→ **CHALLENGE**: Extract every line where the string "color" appears.

— START THE DATA —

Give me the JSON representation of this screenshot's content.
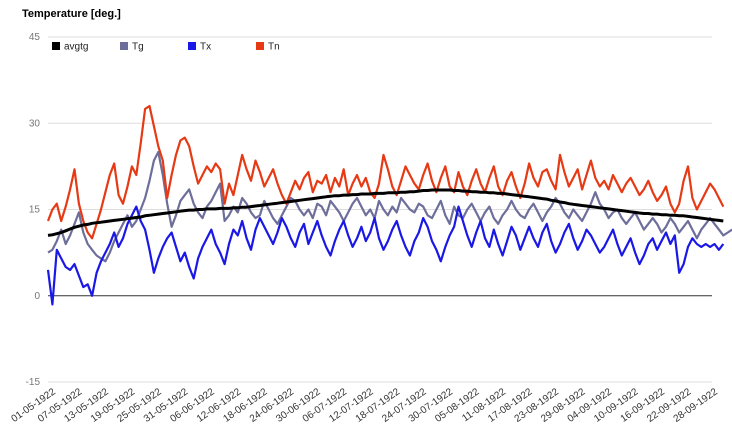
{
  "chart_data": {
    "type": "line",
    "title": "Temperature [deg.]",
    "xlabel": "",
    "ylabel": "",
    "ylim": [
      -15,
      45
    ],
    "yticks": [
      -15,
      0,
      15,
      30,
      45
    ],
    "grid": true,
    "legend_position": "top-left",
    "start_date": "01-05-1922",
    "x_tick_labels": [
      "01-05-1922",
      "07-05-1922",
      "13-05-1922",
      "19-05-1922",
      "25-05-1922",
      "31-05-1922",
      "06-06-1922",
      "12-06-1922",
      "18-06-1922",
      "24-06-1922",
      "30-06-1922",
      "06-07-1922",
      "12-07-1922",
      "18-07-1922",
      "24-07-1922",
      "30-07-1922",
      "05-08-1922",
      "11-08-1922",
      "17-08-1922",
      "23-08-1922",
      "29-08-1922",
      "04-09-1922",
      "10-09-1922",
      "16-09-1922",
      "22-09-1922",
      "28-09-1922"
    ],
    "series": [
      {
        "name": "avgtg",
        "color": "#000000",
        "values": [
          10.5,
          10.6,
          10.8,
          11.0,
          11.3,
          11.6,
          11.9,
          12.1,
          12.3,
          12.4,
          12.6,
          12.7,
          12.8,
          12.9,
          13.0,
          13.1,
          13.2,
          13.3,
          13.4,
          13.5,
          13.6,
          13.7,
          13.9,
          14.0,
          14.1,
          14.2,
          14.3,
          14.4,
          14.5,
          14.6,
          14.7,
          14.8,
          14.9,
          14.9,
          15.0,
          15.0,
          15.1,
          15.1,
          15.1,
          15.2,
          15.2,
          15.2,
          15.3,
          15.3,
          15.4,
          15.4,
          15.5,
          15.6,
          15.7,
          15.8,
          15.9,
          16.0,
          16.1,
          16.2,
          16.3,
          16.4,
          16.5,
          16.6,
          16.7,
          16.8,
          16.9,
          17.0,
          17.1,
          17.2,
          17.3,
          17.4,
          17.4,
          17.5,
          17.5,
          17.6,
          17.6,
          17.7,
          17.7,
          17.7,
          17.8,
          17.8,
          17.8,
          17.9,
          17.9,
          17.9,
          18.0,
          18.0,
          18.1,
          18.1,
          18.2,
          18.3,
          18.3,
          18.4,
          18.4,
          18.4,
          18.4,
          18.4,
          18.3,
          18.3,
          18.2,
          18.2,
          18.1,
          18.1,
          18.0,
          18.0,
          17.9,
          17.9,
          17.8,
          17.8,
          17.7,
          17.6,
          17.5,
          17.4,
          17.3,
          17.2,
          17.1,
          17.0,
          16.9,
          16.8,
          16.6,
          16.5,
          16.3,
          16.2,
          16.0,
          15.9,
          15.8,
          15.7,
          15.6,
          15.5,
          15.4,
          15.3,
          15.2,
          15.1,
          15.0,
          14.9,
          14.8,
          14.7,
          14.6,
          14.5,
          14.4,
          14.3,
          14.3,
          14.2,
          14.2,
          14.1,
          14.1,
          14.0,
          14.0,
          13.9,
          13.9,
          13.8,
          13.7,
          13.6,
          13.5,
          13.4,
          13.3,
          13.2,
          13.1,
          13.0
        ]
      },
      {
        "name": "Tg",
        "color": "#6e6e9a",
        "values": [
          7.5,
          8.0,
          9.5,
          11.5,
          9.0,
          10.5,
          12.5,
          14.5,
          11.0,
          9.0,
          8.0,
          7.0,
          6.5,
          6.0,
          7.5,
          9.5,
          11.0,
          12.5,
          14.0,
          12.0,
          13.0,
          15.0,
          17.0,
          20.0,
          23.5,
          25.0,
          21.0,
          16.0,
          12.0,
          14.0,
          16.5,
          17.5,
          18.5,
          16.0,
          14.5,
          13.5,
          15.5,
          16.5,
          18.0,
          19.5,
          13.0,
          14.0,
          15.5,
          14.5,
          17.0,
          16.0,
          14.5,
          13.5,
          14.0,
          16.5,
          15.0,
          13.5,
          12.5,
          14.0,
          15.5,
          17.0,
          16.5,
          15.0,
          14.0,
          15.0,
          13.5,
          16.0,
          15.5,
          14.0,
          16.5,
          15.5,
          14.5,
          13.0,
          14.5,
          16.0,
          17.0,
          15.5,
          14.0,
          15.0,
          13.5,
          16.5,
          15.0,
          14.0,
          15.5,
          14.5,
          17.0,
          16.0,
          15.0,
          14.5,
          16.0,
          15.5,
          14.0,
          13.5,
          15.0,
          16.5,
          14.0,
          12.5,
          15.5,
          14.0,
          13.5,
          15.0,
          16.0,
          14.5,
          13.0,
          14.5,
          15.5,
          13.5,
          12.5,
          14.0,
          15.0,
          16.5,
          15.0,
          14.0,
          13.5,
          15.0,
          16.0,
          14.5,
          13.0,
          14.5,
          15.5,
          17.0,
          16.0,
          14.5,
          13.5,
          15.0,
          14.0,
          13.0,
          14.5,
          16.0,
          18.0,
          16.0,
          15.0,
          13.5,
          14.5,
          15.0,
          13.5,
          12.5,
          13.5,
          14.5,
          13.0,
          11.5,
          12.5,
          13.5,
          12.5,
          11.0,
          12.0,
          13.5,
          12.5,
          11.0,
          12.0,
          13.0,
          11.5,
          10.0,
          11.5,
          12.5,
          13.5,
          12.5,
          11.5,
          10.5,
          11.0,
          11.5
        ]
      },
      {
        "name": "Tx",
        "color": "#1a18e6",
        "values": [
          4.5,
          -1.5,
          8.0,
          6.5,
          5.0,
          4.5,
          5.5,
          3.5,
          1.5,
          2.0,
          0.0,
          4.0,
          6.0,
          7.5,
          9.0,
          11.0,
          8.5,
          10.0,
          12.5,
          14.0,
          15.5,
          13.0,
          11.5,
          8.0,
          4.0,
          6.5,
          8.5,
          10.0,
          11.0,
          8.5,
          6.0,
          7.5,
          5.0,
          3.0,
          6.5,
          8.5,
          10.0,
          11.5,
          9.0,
          7.5,
          5.5,
          9.0,
          11.5,
          10.5,
          13.0,
          10.0,
          8.0,
          11.5,
          13.5,
          12.0,
          10.5,
          9.0,
          11.0,
          13.5,
          12.0,
          10.0,
          8.5,
          11.0,
          12.5,
          9.0,
          11.0,
          13.0,
          10.5,
          8.5,
          7.0,
          9.5,
          11.5,
          13.0,
          10.5,
          8.5,
          10.0,
          12.0,
          9.5,
          11.0,
          13.5,
          10.0,
          8.0,
          9.5,
          11.5,
          13.0,
          10.5,
          8.5,
          7.0,
          9.5,
          11.0,
          13.5,
          12.0,
          9.5,
          8.0,
          6.0,
          8.5,
          10.5,
          12.0,
          15.5,
          13.0,
          10.5,
          8.5,
          11.0,
          13.0,
          10.0,
          8.5,
          11.5,
          9.0,
          7.0,
          9.5,
          12.0,
          10.5,
          8.0,
          10.0,
          12.0,
          10.0,
          8.5,
          11.0,
          12.5,
          9.5,
          7.5,
          9.0,
          11.0,
          12.5,
          10.0,
          8.0,
          9.5,
          11.5,
          10.5,
          9.0,
          7.5,
          8.5,
          10.0,
          11.5,
          9.0,
          7.0,
          8.5,
          10.0,
          7.5,
          5.5,
          7.0,
          9.0,
          10.0,
          8.0,
          9.5,
          11.0,
          9.0,
          10.5,
          4.0,
          5.5,
          8.5,
          10.0,
          9.0,
          8.5,
          9.0,
          8.5,
          9.0,
          8.0,
          9.0
        ]
      },
      {
        "name": "Tn",
        "color": "#e63a15",
        "values": [
          13.0,
          15.0,
          16.0,
          13.0,
          15.5,
          18.5,
          22.0,
          16.0,
          13.0,
          11.0,
          10.0,
          12.5,
          15.0,
          18.0,
          21.0,
          23.0,
          17.5,
          16.0,
          19.0,
          22.5,
          21.0,
          26.5,
          32.5,
          33.0,
          29.5,
          26.0,
          23.5,
          17.0,
          21.0,
          24.5,
          27.0,
          27.5,
          26.0,
          22.5,
          19.5,
          21.0,
          22.5,
          21.5,
          23.0,
          22.0,
          16.0,
          19.5,
          17.5,
          21.0,
          24.5,
          22.0,
          20.0,
          23.5,
          21.5,
          19.0,
          20.5,
          22.0,
          19.5,
          17.5,
          16.0,
          18.0,
          20.0,
          18.5,
          20.5,
          21.5,
          18.0,
          20.0,
          19.5,
          21.0,
          18.0,
          20.5,
          19.0,
          22.0,
          17.5,
          19.5,
          21.0,
          19.0,
          20.5,
          18.0,
          17.0,
          19.5,
          24.5,
          22.0,
          19.0,
          17.5,
          20.0,
          22.5,
          21.0,
          19.5,
          18.5,
          21.0,
          23.0,
          20.0,
          18.0,
          20.5,
          22.5,
          19.0,
          18.0,
          21.5,
          19.0,
          17.5,
          20.0,
          22.0,
          19.5,
          18.0,
          20.5,
          22.5,
          19.0,
          17.5,
          20.0,
          21.5,
          19.0,
          17.0,
          19.5,
          23.0,
          20.5,
          19.0,
          21.5,
          22.0,
          20.0,
          18.5,
          24.5,
          21.5,
          19.0,
          20.5,
          22.0,
          18.5,
          21.0,
          23.5,
          20.5,
          19.0,
          20.0,
          18.5,
          21.0,
          19.5,
          18.0,
          19.5,
          20.5,
          19.0,
          17.5,
          18.5,
          20.0,
          18.0,
          16.5,
          17.5,
          19.0,
          16.0,
          14.5,
          16.0,
          20.0,
          22.5,
          17.0,
          15.0,
          16.5,
          18.0,
          19.5,
          18.5,
          17.0,
          15.5
        ]
      }
    ]
  }
}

— END THE DATA —

→ **ANSWER BELOW**:
        "color": "#000000",
        "color": "#6e6e9a",
        "color": "#1a18e6",
        "color": "#e63a15",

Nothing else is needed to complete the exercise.